待解问题:
请从下列条目中选出所有含有字符串“with”的行，并将这些行逐一抄出。匹配时须区分大小写。

☆ ☆ ☆ ☆ ☆ ☆ ☆

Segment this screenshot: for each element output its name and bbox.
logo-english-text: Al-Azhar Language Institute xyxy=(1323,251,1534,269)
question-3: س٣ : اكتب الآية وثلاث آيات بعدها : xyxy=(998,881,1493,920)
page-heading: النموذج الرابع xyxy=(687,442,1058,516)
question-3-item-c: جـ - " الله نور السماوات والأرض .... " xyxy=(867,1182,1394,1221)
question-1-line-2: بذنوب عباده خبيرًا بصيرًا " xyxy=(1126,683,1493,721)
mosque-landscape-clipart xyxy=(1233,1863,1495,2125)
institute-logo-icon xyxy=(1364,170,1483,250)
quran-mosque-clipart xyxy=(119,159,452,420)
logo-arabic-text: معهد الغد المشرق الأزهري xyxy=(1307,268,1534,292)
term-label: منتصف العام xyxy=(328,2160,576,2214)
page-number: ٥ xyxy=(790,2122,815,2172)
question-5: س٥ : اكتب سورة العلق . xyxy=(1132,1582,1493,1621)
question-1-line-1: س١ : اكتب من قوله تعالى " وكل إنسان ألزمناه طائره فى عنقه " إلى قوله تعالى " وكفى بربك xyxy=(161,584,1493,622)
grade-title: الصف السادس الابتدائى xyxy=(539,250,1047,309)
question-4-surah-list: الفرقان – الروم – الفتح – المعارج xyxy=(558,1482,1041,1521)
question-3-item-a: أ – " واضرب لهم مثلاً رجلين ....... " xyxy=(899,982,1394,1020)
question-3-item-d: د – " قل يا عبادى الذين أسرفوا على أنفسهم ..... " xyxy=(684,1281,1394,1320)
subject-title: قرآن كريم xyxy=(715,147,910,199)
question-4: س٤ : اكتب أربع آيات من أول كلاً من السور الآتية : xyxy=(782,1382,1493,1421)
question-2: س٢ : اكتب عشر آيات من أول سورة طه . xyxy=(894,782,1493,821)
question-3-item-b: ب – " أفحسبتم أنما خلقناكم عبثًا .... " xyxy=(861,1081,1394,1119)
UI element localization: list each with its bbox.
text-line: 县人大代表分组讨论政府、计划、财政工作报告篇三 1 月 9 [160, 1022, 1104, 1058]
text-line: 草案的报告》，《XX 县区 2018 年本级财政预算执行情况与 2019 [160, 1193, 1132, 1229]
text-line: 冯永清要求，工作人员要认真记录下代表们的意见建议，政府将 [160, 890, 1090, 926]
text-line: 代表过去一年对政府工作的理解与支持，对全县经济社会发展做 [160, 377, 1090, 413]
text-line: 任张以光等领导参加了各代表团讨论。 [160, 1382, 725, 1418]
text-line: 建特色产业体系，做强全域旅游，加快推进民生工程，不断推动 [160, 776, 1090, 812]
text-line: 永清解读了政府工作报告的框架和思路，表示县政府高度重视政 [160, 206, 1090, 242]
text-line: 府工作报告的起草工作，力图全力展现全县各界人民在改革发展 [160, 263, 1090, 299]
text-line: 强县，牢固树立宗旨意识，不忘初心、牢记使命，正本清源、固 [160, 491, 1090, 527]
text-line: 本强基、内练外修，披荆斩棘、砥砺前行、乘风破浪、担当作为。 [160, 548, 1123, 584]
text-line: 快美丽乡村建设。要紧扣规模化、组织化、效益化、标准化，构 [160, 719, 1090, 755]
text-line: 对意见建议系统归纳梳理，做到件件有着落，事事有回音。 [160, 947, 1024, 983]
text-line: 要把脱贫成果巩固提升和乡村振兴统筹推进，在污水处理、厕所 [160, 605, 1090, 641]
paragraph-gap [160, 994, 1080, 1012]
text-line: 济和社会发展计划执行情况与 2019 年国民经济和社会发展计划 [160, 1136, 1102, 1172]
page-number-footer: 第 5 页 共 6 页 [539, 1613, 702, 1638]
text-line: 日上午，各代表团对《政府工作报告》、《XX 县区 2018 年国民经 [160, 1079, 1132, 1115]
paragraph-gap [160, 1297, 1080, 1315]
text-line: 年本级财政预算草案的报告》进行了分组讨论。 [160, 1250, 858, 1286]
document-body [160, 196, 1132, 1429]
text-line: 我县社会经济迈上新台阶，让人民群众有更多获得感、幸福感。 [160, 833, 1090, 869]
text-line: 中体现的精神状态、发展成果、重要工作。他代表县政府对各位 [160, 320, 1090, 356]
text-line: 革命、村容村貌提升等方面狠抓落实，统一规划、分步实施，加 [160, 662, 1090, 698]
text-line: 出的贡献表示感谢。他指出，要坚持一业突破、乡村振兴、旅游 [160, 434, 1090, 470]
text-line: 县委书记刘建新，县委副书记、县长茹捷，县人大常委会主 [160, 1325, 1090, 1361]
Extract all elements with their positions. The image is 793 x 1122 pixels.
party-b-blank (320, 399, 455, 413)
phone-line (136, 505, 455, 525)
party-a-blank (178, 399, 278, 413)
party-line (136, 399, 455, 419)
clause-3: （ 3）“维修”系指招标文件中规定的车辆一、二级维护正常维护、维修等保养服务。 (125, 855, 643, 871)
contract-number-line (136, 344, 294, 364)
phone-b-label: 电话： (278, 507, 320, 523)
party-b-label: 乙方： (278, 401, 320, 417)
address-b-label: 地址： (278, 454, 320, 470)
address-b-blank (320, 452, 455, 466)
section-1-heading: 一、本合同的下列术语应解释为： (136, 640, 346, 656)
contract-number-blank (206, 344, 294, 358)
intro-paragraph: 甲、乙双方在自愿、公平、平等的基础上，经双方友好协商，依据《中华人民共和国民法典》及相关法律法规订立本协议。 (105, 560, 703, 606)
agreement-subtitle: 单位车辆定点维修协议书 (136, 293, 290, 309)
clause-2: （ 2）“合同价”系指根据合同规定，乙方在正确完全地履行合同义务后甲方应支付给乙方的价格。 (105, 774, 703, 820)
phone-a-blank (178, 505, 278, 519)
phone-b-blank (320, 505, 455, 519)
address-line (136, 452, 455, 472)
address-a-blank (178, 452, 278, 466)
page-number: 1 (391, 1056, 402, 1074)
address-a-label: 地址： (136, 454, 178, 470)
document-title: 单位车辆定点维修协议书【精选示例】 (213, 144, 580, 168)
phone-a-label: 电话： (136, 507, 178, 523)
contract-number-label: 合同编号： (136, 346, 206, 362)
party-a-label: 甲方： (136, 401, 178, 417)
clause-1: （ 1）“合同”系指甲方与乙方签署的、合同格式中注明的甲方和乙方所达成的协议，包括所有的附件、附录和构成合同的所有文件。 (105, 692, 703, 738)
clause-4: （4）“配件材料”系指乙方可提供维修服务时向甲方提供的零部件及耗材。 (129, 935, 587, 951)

☆ ☆ ☆ ☆ ☆ ☆ ☆

任务输出:
UI element localization: list each with its bbox.
Extract all elements with their positions. The image is 793 x 1122 pixels.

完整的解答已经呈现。